For the articles examining each war individually, see First Balkan War and Second Balkan War
Balkan_belligerants_1914.jpg

The outcome as of April 1913

Balkan_Wars_Boundaries.jpg

Boundaries on the Balkans after the First and the Second Balkan War (1912-1913)

Distribution_of_Races_on_the_Balkans_in_1923.jpg

Distribution of ethnic groups in the Balkan Peninsula and Asia Minor in 1923, Historical Atlas by William R. Shepherd, New York (The map does not reflect the results of the 1923 population transfer between Greece and Turkey)

The Balkan Wars were two wars in South-eastern Europe in 1912-1913 in the course of which the Balkan League (Bulgaria, Montenegro, Greece, and Serbia) first conquered Ottoman-held Macedonia, Albania and most of Thrace and then fell out over the division of the spoils.

The background to the wars lies in the incomplete emergence of nation-states on the fringes of the Ottoman Empire during the nineteenth century. Serbians had gained substantial territory during the Russo-Turkish War, 1877-78, while Greece acquired Thessaly in 1881 (although it lost a small area to the Ottoman Empire in 1897) and Bulgaria (an autonomous principality since 1878) incorporated the formerly distinct province of Eastern Rumelia (1885). All three as well as tiny Montenegro sought additional territories within the large Ottoman-ruled regions known as Roumelia, comprising Eastern Roumelia, Albania, Macedonia, and Thrace (see map).
☆ ☆ ☆
• [GOAL 1]: Reproduce word for word the part of the Balkan Wars passage that starts at "Boundaries on the" and ends at "of the spoils.".
• [GOAL 2]: Carry on the Balkan Wars passage from the point where it stops.

• [DATA SHOWN]:
☆ ☆ ☆
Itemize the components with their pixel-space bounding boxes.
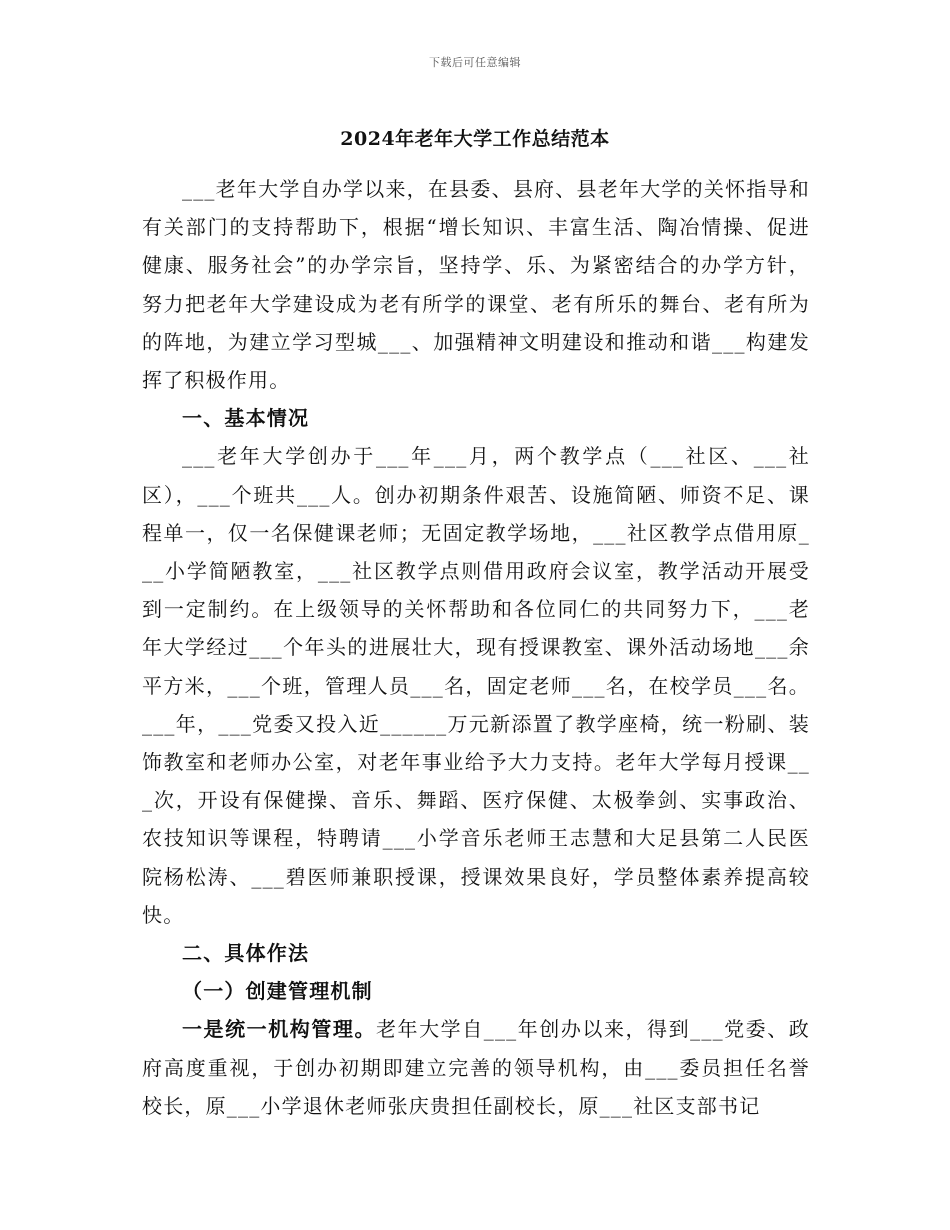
☆ ☆ ☆
• [EXERCISE OUTPUT 1]:
Boundaries on the Balkans after the First and the Second Balkan War (1912-1913)

Distribution_of_Races_on_the_Balkans_in_1923.jpg

Distribution of ethnic groups in the Balkan Peninsula and Asia Minor in 1923, Historical Atlas by William R. Shepherd, New York (The map does not reflect the results of the 1923 population transfer between Greece and Turkey)

The Balkan Wars were two wars in South-eastern Europe in 1912-1913 in the course of which the Balkan League (Bulgaria, Montenegro, Greece, and Serbia) first conquered Ottoman-held Macedonia, Albania and most of Thrace and then fell out over the division of the spoils.

• [EXERCISE OUTPUT 2]:
Tensions among the Balkan states over their rival aspirations in Macedonia and Thrace subsided somewhat following intervention by the great Powers in the mid-1800s aimed at securing both fuller protection for the province's Christian majority and protection of the status quo. The question of Ottoman rule's viability revived, however, after the Young Turk revolution of July 1908 compelled the Sultan to restore the suspended Ottoman constitution.

While Austria-Hungary seized the opportunity of the resulting Ottoman political uncertainty to annex the officially Ottoman province of Bosnia-Herzegovina, which it had occupied since 1878, Bulgaria declared itself a fully independent kingdom (October 1908) and the Greeks of Crete proclaimed unification with Greece, though the opposition of the great powers prevented the latter action from taking practical effect.

Frustrated in the north by Austria-Hungary's incorporation of Bosnia with its 825,000 Orthodox Serbs (and many more Serbs and Serb-sympathizers of other faiths), and forced (March 1909) to accept the annexation and restrain anti-Habsburg agitation among Serbian nationalist groups, the Serbian government looked to formerly Serb territories in the south, notably "Old Serbia" (the Sanjak of Novi Pazar and the province of Kosovo).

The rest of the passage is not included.